[Start]

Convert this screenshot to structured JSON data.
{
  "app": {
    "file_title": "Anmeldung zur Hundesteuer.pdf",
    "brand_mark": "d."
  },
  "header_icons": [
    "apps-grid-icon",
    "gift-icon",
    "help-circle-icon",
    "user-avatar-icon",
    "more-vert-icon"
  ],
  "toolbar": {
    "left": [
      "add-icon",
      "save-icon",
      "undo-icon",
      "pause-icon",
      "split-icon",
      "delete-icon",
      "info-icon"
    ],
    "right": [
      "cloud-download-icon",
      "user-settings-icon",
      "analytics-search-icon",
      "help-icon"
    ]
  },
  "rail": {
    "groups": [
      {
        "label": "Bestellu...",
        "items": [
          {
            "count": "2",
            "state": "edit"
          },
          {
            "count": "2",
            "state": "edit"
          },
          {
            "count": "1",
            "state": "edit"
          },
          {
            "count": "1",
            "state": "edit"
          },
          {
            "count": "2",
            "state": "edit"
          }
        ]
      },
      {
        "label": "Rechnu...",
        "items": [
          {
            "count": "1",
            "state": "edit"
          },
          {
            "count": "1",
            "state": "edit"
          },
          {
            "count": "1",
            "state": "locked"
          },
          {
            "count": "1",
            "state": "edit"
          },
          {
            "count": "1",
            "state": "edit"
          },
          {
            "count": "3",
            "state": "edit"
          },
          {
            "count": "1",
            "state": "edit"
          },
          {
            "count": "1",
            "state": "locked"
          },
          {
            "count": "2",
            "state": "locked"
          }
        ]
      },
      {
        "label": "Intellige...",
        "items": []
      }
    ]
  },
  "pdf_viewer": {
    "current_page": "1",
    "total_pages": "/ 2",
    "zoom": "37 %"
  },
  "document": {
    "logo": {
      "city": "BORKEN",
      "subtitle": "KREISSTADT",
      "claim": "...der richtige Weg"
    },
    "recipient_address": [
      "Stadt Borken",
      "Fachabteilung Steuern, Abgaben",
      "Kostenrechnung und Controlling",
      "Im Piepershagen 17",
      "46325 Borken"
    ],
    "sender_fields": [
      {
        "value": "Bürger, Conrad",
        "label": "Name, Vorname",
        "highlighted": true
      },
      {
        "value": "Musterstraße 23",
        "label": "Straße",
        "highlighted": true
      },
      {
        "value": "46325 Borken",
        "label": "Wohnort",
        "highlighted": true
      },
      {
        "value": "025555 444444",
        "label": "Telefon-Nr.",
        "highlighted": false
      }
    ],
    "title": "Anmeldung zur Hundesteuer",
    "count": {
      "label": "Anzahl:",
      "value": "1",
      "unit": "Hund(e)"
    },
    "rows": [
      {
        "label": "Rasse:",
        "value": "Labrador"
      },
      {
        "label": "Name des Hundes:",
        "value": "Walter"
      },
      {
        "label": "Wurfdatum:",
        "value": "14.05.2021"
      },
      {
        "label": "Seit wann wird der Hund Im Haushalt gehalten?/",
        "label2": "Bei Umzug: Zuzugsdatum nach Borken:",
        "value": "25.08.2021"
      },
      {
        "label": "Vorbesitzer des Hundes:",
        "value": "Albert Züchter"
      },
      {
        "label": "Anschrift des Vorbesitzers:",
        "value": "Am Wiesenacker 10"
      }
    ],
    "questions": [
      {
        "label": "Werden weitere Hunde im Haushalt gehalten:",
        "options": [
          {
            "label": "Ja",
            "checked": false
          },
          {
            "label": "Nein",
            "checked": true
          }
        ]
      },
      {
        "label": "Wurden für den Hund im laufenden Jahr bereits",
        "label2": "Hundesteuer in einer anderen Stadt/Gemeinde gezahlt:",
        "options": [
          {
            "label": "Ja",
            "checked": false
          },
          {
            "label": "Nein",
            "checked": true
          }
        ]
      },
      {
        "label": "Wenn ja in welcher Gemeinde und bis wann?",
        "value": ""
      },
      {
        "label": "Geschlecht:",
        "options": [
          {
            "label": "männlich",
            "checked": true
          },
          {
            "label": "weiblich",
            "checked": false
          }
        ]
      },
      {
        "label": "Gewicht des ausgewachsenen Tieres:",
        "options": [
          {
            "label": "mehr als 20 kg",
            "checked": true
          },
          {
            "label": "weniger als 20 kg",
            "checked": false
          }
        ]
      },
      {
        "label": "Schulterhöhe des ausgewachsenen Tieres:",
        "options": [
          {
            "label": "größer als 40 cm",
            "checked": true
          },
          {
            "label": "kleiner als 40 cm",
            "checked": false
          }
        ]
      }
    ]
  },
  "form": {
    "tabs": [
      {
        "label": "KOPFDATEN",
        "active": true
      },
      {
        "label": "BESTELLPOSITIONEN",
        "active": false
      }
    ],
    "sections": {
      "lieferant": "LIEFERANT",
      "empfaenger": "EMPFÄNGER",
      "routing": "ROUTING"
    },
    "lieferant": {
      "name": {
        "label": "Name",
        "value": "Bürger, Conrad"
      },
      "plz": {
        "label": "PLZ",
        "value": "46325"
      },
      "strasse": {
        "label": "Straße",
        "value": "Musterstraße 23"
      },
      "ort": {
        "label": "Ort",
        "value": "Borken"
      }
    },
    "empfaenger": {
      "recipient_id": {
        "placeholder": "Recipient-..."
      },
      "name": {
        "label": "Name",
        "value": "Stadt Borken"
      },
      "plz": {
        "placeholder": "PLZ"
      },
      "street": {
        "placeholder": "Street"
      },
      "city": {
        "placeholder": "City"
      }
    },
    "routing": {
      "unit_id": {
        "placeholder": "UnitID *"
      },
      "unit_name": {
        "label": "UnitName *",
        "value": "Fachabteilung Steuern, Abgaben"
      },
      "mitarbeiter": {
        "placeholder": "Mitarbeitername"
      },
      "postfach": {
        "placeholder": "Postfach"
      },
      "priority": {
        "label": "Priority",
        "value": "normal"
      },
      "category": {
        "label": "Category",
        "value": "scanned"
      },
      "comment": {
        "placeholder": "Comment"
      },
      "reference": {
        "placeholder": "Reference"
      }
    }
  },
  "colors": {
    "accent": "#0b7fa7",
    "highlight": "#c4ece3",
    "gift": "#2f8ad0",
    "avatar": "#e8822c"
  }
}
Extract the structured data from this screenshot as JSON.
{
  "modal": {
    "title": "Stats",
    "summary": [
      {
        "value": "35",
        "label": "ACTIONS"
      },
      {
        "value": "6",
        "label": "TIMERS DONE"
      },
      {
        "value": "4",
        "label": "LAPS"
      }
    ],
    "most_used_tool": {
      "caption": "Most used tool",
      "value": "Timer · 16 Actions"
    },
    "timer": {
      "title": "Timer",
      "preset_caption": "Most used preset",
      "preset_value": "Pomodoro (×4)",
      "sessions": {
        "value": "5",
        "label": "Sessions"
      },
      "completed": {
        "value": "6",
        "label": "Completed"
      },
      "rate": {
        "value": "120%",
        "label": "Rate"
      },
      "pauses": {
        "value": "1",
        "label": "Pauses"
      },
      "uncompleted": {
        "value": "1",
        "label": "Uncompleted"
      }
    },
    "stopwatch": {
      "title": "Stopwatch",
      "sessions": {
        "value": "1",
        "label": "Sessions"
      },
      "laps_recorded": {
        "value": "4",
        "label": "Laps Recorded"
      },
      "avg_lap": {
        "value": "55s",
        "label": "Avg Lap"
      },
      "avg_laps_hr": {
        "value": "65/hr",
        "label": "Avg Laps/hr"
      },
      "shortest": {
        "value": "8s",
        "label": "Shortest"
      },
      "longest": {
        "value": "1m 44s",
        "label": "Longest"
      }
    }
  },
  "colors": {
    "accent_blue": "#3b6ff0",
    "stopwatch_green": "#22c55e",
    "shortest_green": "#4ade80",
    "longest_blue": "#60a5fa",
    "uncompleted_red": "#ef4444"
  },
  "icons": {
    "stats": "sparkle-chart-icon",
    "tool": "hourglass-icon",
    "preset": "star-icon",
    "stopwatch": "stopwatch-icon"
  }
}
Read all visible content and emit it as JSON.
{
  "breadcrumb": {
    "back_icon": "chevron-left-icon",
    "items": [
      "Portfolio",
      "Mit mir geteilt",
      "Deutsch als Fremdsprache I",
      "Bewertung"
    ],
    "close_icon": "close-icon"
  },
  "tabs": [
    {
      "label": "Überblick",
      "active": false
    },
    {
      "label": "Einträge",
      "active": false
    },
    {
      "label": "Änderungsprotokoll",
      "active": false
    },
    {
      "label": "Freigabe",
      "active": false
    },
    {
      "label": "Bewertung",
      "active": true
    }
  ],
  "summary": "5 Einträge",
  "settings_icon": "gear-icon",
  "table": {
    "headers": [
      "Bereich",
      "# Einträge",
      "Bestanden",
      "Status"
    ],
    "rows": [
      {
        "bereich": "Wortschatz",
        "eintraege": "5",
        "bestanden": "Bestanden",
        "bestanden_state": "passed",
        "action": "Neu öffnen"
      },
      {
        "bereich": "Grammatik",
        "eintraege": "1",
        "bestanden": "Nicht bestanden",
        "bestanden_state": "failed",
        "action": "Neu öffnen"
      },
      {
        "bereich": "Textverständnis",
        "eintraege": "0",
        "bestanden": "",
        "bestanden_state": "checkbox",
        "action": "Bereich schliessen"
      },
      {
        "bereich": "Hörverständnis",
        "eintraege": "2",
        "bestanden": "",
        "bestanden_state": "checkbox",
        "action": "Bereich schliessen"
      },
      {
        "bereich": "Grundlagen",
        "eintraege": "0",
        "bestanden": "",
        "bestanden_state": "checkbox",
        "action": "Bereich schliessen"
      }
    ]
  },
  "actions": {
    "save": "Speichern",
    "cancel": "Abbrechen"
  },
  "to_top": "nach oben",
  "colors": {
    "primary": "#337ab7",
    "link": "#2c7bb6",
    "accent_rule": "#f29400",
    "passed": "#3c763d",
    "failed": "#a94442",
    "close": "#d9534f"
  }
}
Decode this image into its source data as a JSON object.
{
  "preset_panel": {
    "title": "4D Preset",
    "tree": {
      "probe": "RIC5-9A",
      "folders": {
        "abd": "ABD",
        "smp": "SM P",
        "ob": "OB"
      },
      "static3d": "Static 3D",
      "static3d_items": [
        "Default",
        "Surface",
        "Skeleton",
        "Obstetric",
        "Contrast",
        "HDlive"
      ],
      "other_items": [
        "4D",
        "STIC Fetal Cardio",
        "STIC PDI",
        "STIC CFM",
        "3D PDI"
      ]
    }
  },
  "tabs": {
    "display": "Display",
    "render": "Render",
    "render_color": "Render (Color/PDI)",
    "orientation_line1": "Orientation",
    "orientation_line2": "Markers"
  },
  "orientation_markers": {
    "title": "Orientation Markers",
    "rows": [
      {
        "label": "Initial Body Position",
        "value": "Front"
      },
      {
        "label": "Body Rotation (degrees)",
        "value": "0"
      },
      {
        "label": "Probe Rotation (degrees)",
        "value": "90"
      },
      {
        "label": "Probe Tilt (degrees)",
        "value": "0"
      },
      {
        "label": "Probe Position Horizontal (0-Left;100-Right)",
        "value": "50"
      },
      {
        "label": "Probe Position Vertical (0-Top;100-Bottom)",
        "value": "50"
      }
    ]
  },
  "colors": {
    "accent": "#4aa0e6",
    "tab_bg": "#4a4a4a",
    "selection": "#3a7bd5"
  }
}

[End]

*Stated problem:* From the line with "Decode this image" to the last line of the material, give every line again exactly, and only those lines.

*Output for this task:*
Decode this image into its source data as a JSON object.
{
  "preset_panel": {
    "title": "4D Preset",
    "tree": {
      "probe": "RIC5-9A",
      "folders": {
        "abd": "ABD",
        "smp": "SM P",
        "ob": "OB"
      },
      "static3d": "Static 3D",
      "static3d_items": [
        "Default",
        "Surface",
        "Skeleton",
        "Obstetric",
        "Contrast",
        "HDlive"
      ],
      "other_items": [
        "4D",
        "STIC Fetal Cardio",
        "STIC PDI",
        "STIC CFM",
        "3D PDI"
      ]
    }
  },
  "tabs": {
    "display": "Display",
    "render": "Render",
    "render_color": "Render (Color/PDI)",
    "orientation_line1": "Orientation",
    "orientation_line2": "Markers"
  },
  "orientation_markers": {
    "title": "Orientation Markers",
    "rows": [
      {
        "label": "Initial Body Position",
        "value": "Front"
      },
      {
        "label": "Body Rotation (degrees)",
        "value": "0"
      },
      {
        "label": "Probe Rotation (degrees)",
        "value": "90"
      },
      {
        "label": "Probe Tilt (degrees)",
        "value": "0"
      },
      {
        "label": "Probe Position Horizontal (0-Left;100-Right)",
        "value": "50"
      },
      {
        "label": "Probe Position Vertical (0-Top;100-Bottom)",
        "value": "50"
      }
    ]
  },
  "colors": {
    "accent": "#4aa0e6",
    "tab_bg": "#4a4a4a",
    "selection": "#3a7bd5"
  }
}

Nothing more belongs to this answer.